> **Written exercise a**:
Filter the records to keep only the lines that contain the string "results", and copy each of those lines. The match is case-sensitive.

> **Article**:
Begin

Topic modeling has been widely used and developed for English, but it can also be applied to other languages like Bahasa Indonesia. However, it is important to note that the availability and quality of resources for topic modeling in different languages can vary.

Topic Modeling Indonesian data

One of the challenges for performing topic modeling on Bahasa Indonesia data is the limited availability of resources that are specifically for this language. Some examples of these resources are:

  • Pre-trained language models
  • Annotated data
  • Preprocessing resources
    • For stopword removal
    • For stemming
    • For replacing slang words

These resources are important to accurately interpret and extract meaningful topics from text data. The lack of resources may cause inaccuracy and less impactful insights that can be drawn from the analysis.

Performing more text mining and topic modeling on Indonesian data can help improving the resources availability, such as by adding to the list of stopwords and slang words for the data preprocessing that can be reused in other Indonesian text mining projects.

Topic Modeling on app reviews

Topic Modeling can be done on app reviews to identify the key themes that often come up on customers’ feedback.

The result can be used by the app owner to see what they need to improve or maintain, as well as by customers (or app users) to see what other customers’ thoughts on a specific topic related to the app.

Implementation on Project

In this project, we will use the Livin by Mandiri app reviews data from Kaggle and use it for performing topic modeling as well as improve the list of Indonesian stop words and slang.

Livin by Mandiri is a digital financial service platform developed by Bank Mandiri, available for Android and iOS devices. Users can use the app to make payments, transfer money, and manage their finances on their mobile devices.

This dataset in Kaggle was initially collected by scraping reviews on Google Play Store.

End

> **Written exercise b**:
Proceed with writing the article on topic modeling of Indonesian app reviews, starting right after its final sentence.

> **Material provided**:
Begin

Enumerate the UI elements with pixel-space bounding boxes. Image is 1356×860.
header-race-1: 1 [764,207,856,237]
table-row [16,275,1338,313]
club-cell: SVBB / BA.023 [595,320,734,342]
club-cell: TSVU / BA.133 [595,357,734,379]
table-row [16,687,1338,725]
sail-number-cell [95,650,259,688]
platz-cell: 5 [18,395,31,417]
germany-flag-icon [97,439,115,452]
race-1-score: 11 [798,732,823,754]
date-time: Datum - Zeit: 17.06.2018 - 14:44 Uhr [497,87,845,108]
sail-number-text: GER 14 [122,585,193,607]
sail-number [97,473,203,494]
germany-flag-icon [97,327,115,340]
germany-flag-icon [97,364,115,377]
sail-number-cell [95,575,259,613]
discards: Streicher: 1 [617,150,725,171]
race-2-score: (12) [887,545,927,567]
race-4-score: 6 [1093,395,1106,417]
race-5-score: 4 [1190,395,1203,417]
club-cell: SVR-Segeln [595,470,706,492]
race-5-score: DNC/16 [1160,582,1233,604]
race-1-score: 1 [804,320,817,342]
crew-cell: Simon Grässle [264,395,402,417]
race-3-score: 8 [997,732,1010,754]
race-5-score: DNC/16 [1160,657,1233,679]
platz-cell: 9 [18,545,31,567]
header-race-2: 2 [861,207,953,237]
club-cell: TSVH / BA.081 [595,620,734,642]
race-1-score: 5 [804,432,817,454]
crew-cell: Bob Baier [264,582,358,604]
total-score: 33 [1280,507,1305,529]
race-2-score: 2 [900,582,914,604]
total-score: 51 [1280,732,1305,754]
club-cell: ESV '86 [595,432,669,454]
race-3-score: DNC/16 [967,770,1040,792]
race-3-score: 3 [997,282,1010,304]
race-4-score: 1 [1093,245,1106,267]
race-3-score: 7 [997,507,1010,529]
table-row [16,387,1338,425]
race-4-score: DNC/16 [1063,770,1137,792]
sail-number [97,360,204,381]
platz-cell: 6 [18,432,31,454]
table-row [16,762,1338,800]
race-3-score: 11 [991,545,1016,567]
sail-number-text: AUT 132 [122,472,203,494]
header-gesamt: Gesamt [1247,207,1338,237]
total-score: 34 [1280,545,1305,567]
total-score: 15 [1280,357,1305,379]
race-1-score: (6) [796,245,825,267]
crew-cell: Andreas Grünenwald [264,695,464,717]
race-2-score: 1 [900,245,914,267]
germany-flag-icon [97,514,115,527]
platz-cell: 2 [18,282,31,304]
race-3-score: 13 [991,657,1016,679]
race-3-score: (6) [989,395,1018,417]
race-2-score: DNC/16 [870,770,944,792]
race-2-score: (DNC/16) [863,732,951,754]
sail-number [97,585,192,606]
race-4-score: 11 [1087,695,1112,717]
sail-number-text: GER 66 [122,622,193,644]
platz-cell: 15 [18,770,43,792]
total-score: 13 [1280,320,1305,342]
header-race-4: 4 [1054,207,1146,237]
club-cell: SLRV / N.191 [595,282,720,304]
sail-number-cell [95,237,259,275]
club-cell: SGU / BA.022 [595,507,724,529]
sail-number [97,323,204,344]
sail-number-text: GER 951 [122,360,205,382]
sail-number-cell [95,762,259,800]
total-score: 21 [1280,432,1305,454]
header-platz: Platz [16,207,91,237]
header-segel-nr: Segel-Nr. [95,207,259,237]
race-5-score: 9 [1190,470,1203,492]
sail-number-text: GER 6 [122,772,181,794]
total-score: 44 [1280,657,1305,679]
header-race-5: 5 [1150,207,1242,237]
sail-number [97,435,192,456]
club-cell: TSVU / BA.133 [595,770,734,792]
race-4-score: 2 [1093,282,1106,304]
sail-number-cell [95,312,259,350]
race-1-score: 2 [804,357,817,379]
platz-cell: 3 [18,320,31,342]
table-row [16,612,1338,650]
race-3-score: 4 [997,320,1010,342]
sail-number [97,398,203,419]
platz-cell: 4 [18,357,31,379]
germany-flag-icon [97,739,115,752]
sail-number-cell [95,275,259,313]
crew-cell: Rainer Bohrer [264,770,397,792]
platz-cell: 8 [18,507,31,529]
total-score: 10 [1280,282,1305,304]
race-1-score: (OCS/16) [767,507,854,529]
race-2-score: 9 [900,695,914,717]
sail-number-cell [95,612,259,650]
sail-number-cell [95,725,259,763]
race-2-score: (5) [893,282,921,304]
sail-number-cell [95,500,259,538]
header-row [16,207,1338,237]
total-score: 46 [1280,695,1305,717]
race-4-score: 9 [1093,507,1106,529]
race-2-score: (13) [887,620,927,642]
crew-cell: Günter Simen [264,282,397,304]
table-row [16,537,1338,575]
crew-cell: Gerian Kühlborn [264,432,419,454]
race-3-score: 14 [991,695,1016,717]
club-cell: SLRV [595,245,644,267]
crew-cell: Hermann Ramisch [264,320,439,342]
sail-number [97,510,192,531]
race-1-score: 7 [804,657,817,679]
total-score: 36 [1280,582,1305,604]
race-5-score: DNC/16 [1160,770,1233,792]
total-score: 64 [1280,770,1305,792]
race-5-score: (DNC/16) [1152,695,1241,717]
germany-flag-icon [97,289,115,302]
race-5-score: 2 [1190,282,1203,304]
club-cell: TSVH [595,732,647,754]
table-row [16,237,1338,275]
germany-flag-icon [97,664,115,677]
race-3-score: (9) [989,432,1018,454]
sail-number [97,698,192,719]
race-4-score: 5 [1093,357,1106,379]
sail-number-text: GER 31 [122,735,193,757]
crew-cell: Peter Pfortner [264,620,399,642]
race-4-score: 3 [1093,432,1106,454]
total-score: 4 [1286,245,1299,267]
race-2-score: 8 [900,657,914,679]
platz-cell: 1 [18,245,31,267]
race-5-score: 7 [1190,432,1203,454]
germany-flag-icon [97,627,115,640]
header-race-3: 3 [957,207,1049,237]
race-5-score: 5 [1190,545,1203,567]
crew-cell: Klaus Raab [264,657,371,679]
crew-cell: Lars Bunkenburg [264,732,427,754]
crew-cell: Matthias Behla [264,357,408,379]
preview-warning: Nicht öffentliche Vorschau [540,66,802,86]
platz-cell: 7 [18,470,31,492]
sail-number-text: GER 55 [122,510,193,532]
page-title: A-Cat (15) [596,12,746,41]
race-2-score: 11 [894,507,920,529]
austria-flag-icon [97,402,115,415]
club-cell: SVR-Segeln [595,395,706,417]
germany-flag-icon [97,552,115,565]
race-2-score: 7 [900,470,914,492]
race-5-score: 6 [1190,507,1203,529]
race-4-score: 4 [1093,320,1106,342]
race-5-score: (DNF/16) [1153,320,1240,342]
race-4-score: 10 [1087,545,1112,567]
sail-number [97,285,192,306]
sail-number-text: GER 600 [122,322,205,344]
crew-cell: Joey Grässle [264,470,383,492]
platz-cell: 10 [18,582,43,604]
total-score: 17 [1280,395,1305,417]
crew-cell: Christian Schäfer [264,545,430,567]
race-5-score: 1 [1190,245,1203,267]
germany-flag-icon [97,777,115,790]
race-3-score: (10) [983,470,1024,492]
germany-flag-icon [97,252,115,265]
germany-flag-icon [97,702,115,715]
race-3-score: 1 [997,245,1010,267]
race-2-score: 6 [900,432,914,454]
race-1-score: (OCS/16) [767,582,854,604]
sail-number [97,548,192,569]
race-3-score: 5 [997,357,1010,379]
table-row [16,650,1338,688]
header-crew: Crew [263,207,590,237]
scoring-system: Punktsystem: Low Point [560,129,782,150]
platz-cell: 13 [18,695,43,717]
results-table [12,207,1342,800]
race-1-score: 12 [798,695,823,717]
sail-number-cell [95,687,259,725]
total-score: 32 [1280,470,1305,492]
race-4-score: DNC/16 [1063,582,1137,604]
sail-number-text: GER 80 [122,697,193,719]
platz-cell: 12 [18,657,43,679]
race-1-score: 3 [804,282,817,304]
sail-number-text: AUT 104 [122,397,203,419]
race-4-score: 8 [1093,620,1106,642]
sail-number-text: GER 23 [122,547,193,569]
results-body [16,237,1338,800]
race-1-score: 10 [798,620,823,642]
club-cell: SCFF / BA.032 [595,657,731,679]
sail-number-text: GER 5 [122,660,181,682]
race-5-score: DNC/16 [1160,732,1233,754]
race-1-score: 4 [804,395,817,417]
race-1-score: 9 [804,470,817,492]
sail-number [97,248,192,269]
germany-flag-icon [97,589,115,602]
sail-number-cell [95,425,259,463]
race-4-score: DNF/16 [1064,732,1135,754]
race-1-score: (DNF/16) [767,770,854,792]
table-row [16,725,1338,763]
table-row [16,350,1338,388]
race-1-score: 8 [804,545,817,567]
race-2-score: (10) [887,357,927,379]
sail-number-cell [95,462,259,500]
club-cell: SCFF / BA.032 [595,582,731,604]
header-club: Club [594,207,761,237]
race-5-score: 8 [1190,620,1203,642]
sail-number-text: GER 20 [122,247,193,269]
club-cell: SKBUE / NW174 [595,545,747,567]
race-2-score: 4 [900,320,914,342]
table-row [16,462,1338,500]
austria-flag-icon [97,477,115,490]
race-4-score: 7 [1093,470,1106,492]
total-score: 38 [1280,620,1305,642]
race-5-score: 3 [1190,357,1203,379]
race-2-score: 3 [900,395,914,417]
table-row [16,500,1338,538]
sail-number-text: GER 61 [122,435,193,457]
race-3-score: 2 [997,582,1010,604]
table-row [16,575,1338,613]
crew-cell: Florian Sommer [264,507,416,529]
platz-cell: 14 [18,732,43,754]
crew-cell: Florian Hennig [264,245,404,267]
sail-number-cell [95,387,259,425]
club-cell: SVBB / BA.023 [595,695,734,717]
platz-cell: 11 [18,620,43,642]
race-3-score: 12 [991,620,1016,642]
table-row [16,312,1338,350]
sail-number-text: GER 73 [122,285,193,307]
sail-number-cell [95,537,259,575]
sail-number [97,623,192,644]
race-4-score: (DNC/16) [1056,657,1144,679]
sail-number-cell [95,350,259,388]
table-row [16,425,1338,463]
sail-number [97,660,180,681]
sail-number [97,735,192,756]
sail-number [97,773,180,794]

End

> **Exercise result a**:
results-table [12,207,1342,800]
results-body [16,237,1338,800]

> **Exercise result b**:
Implementation to other businesses

Similar text data processing like implemented in this project can also be used to do topic modeling on:

  • reviews for similar items (other apps, books, movies/films, hotels, e-commerce/shop products, etc.), or
  • other forms of text data, such as
    • identifying topics from comments/texts on social medias (Instagram, Twitter, Facebook), or
    • identifying the main theme of books, news articles, video transcripts, scholar articles, and many more.

Code

Import Libraries

library(dplyr)
library(tm)
library(textclean)
library(stringr)
library(katadasaR)
library(tokenizers)
library(stopwords)

Input Data

mandiri_raw <- read.csv("data_input/mandiri_reviews.csv") %>% select(review)

EDA

Based on the code output below, we have around 155k data entries.

glimpse(mandiri_raw)
#> Rows: 155,192
#> Columns: 1
#> $ review <chr> "Udah di coba, keren dan responsive, dengan tampilan yang makin…

From the data below, we can see that the text data contains:

  • Uppercase and lowercase letters
  • Punctuation
  • Duplicate reviews content (such as “mantap” and “Mantap”)
  • Occasional English words
head(mandiri_raw$review)
#> [1] "Udah di coba, keren dan responsive, dengan tampilan yang makin segar pastinya!"
#> [2] "Excellent"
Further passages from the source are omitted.